- Required work -
Among the entries, which lines carry the string "وجها"? Copy each of them.

- Extracted material -
• • • • •
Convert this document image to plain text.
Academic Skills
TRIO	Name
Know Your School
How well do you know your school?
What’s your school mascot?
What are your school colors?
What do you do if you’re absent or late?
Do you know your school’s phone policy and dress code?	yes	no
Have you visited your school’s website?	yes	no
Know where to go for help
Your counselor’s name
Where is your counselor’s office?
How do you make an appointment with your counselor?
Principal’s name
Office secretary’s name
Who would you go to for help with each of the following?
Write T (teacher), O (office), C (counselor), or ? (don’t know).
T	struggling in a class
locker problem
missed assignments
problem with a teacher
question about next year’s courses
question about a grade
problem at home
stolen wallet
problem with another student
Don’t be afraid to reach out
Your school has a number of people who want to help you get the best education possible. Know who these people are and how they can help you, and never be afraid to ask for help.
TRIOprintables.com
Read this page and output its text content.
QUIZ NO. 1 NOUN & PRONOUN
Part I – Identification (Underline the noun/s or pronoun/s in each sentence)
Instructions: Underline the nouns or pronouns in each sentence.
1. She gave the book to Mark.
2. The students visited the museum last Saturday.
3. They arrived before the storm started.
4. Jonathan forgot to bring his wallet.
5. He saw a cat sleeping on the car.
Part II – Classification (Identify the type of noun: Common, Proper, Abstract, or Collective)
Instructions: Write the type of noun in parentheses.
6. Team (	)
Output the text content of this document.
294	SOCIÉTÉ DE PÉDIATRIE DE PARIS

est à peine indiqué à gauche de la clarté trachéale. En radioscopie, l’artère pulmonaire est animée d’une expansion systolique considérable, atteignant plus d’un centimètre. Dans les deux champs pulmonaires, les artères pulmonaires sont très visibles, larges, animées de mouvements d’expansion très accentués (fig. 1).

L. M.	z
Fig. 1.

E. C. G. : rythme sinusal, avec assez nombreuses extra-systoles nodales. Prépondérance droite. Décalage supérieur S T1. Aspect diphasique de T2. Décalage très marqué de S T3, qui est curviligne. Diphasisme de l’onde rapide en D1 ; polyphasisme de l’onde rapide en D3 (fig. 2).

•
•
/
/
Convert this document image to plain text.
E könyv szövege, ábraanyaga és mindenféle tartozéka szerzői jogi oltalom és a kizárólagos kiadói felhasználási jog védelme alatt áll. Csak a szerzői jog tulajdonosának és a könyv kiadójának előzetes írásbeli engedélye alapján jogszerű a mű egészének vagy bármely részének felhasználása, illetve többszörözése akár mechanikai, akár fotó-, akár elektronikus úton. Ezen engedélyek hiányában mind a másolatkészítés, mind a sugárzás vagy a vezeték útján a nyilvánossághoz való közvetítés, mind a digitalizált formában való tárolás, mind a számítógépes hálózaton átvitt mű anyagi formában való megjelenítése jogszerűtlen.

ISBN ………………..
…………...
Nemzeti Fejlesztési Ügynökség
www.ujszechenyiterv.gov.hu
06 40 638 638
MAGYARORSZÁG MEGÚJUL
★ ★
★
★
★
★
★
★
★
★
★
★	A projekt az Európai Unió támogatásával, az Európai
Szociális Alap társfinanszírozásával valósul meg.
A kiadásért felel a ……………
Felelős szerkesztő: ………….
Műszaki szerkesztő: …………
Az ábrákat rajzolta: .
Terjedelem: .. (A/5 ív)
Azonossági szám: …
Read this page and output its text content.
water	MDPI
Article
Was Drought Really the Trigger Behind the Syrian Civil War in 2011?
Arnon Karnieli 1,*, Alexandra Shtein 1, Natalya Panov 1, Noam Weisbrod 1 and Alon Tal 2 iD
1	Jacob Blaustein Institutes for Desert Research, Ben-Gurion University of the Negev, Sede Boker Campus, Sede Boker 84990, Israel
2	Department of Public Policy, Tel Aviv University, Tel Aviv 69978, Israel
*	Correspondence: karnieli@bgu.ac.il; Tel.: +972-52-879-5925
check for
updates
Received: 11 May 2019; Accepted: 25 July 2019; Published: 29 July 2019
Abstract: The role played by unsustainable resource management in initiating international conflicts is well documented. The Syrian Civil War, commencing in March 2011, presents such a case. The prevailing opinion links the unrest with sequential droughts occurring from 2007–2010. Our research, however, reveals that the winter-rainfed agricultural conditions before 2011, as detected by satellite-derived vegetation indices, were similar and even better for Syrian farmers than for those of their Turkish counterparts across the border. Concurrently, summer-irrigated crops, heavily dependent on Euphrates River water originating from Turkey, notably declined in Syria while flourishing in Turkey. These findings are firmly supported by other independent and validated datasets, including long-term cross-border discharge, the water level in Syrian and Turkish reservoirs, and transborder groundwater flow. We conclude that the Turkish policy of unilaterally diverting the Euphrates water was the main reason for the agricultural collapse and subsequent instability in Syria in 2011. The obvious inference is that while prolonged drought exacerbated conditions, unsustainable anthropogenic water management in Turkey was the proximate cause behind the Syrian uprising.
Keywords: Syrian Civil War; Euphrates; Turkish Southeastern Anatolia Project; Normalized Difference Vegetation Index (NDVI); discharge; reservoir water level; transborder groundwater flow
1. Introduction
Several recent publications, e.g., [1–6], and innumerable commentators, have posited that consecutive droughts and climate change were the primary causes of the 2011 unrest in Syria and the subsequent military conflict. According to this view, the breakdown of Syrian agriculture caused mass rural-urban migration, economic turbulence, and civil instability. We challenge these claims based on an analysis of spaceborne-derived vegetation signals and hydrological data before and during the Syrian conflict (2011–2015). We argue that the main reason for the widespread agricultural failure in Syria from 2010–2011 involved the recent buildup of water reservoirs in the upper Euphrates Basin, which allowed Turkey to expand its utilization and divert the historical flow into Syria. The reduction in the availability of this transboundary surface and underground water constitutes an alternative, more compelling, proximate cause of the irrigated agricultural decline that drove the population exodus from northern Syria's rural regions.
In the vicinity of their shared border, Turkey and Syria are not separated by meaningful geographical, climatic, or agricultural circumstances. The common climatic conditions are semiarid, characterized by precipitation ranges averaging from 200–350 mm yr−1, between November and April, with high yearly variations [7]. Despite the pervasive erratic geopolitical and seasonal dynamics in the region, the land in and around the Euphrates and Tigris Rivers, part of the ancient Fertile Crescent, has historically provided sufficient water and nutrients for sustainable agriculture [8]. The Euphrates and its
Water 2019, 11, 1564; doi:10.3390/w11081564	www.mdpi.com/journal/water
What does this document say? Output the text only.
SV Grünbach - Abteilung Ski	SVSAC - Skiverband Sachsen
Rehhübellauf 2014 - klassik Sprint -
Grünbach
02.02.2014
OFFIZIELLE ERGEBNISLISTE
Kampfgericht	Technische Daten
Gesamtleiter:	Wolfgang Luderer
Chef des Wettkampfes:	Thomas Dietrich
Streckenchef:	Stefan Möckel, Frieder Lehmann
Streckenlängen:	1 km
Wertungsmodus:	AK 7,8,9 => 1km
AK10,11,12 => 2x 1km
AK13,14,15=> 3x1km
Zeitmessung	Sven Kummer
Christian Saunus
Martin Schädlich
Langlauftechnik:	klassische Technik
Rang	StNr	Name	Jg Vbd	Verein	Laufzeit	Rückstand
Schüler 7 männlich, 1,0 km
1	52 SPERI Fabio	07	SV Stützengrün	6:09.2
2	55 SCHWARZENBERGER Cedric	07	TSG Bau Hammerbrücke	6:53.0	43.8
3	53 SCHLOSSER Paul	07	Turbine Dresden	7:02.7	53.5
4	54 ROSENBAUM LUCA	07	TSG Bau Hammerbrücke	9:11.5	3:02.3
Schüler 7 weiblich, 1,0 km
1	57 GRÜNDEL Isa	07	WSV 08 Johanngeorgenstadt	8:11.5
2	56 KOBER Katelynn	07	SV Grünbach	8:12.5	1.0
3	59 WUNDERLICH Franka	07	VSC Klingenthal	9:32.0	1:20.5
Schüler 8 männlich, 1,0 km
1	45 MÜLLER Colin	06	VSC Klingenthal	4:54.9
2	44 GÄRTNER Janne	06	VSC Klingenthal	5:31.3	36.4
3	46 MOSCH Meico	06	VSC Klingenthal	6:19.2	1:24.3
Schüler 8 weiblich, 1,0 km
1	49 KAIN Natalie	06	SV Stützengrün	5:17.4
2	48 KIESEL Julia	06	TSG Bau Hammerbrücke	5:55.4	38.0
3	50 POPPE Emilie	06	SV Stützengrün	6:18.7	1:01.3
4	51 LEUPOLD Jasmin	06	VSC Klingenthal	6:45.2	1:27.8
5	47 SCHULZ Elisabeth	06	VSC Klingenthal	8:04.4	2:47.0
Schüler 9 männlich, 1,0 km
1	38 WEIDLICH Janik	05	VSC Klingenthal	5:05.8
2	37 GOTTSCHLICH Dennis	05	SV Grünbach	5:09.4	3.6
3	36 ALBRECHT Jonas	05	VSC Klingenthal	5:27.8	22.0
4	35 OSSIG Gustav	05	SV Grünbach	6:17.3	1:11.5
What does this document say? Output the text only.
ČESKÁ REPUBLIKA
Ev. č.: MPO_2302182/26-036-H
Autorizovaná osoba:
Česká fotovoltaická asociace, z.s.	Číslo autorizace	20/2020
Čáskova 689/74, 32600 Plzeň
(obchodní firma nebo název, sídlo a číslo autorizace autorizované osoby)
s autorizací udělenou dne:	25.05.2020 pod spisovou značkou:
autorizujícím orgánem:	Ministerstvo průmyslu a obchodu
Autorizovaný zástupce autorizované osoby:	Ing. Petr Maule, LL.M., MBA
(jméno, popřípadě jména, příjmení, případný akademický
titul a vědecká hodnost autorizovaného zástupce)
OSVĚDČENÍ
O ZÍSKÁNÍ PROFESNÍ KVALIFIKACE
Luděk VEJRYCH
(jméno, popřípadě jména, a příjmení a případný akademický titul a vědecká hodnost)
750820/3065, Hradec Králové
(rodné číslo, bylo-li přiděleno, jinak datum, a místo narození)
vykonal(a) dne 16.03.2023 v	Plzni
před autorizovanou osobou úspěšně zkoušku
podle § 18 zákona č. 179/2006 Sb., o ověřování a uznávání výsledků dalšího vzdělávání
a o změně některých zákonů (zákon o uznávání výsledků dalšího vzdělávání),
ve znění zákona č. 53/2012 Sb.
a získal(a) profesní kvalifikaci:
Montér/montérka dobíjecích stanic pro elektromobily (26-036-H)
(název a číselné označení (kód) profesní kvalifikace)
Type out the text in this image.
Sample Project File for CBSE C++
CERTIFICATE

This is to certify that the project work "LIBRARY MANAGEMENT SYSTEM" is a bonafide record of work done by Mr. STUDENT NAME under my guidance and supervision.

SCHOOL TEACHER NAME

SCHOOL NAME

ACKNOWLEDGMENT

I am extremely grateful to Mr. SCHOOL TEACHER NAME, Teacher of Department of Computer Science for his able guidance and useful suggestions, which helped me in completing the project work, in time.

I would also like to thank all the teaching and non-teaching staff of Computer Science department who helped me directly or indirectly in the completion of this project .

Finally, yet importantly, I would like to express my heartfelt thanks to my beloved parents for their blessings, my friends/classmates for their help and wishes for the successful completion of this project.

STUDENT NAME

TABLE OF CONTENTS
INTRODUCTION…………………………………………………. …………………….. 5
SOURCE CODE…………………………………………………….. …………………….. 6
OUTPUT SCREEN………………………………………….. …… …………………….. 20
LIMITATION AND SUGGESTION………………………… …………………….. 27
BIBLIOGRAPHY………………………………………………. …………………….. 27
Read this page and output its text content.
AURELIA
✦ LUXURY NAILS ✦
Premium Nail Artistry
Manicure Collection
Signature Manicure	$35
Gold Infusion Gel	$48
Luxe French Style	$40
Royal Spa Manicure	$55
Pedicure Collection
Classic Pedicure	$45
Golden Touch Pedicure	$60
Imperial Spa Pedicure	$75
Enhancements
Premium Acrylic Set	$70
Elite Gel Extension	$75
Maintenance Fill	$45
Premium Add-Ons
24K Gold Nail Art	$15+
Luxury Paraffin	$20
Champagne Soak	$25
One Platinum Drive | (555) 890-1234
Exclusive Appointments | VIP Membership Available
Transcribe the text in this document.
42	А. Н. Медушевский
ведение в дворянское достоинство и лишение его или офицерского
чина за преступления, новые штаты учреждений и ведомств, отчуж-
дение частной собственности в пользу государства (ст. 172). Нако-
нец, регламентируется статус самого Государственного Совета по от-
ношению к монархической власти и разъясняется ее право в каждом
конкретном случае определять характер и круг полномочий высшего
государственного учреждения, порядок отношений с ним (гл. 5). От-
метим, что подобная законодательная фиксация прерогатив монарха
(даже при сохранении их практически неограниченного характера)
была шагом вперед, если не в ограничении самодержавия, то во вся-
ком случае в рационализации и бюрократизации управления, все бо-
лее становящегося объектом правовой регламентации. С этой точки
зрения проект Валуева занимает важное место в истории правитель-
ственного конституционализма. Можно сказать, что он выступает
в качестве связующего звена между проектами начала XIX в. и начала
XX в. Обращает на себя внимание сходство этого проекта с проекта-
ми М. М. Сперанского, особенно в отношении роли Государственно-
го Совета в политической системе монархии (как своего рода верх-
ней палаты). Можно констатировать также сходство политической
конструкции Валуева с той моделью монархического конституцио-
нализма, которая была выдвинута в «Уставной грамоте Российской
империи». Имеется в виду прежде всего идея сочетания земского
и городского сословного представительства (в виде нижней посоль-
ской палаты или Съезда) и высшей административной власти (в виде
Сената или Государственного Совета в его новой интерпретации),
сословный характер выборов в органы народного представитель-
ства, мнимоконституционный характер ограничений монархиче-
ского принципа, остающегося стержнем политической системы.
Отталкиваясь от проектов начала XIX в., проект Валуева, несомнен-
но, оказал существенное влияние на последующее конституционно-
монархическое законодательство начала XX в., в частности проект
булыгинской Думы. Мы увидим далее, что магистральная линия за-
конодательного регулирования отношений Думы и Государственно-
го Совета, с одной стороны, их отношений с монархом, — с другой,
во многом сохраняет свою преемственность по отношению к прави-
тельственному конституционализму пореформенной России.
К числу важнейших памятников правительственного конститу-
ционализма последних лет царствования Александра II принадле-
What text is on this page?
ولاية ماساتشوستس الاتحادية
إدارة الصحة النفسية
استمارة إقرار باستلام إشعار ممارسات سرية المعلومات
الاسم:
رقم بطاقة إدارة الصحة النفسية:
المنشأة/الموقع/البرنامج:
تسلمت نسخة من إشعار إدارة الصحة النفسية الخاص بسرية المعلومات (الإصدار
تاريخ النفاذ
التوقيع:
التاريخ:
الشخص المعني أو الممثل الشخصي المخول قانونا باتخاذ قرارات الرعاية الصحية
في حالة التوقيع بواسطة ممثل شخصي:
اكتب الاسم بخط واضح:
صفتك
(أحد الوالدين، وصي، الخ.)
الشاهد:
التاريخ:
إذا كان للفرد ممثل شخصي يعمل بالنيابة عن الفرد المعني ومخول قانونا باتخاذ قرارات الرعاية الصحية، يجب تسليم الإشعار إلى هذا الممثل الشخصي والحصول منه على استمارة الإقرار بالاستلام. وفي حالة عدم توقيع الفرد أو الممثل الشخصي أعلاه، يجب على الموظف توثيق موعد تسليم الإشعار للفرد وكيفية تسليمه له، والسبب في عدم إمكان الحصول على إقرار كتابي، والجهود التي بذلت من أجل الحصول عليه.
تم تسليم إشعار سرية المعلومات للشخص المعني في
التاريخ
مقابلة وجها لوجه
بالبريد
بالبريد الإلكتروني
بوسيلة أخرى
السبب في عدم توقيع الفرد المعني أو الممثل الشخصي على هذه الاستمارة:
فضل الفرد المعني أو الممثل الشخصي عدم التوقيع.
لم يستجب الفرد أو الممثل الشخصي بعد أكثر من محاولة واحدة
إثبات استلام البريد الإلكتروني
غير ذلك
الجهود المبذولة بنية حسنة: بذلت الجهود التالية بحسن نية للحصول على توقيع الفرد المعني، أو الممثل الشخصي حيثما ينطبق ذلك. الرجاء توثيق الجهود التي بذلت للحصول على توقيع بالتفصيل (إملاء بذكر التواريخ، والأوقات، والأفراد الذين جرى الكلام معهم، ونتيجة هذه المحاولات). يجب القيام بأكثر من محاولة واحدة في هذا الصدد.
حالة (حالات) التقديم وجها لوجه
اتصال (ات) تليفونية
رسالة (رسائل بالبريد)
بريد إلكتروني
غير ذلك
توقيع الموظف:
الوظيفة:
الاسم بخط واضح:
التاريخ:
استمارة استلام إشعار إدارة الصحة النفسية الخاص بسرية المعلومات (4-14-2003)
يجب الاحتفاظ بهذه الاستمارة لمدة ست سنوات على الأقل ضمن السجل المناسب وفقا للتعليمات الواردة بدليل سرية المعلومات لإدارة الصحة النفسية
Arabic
• • • • •
- Solution -
مقابلة وجها لوجه
حالة (حالات) التقديم وجها لوجه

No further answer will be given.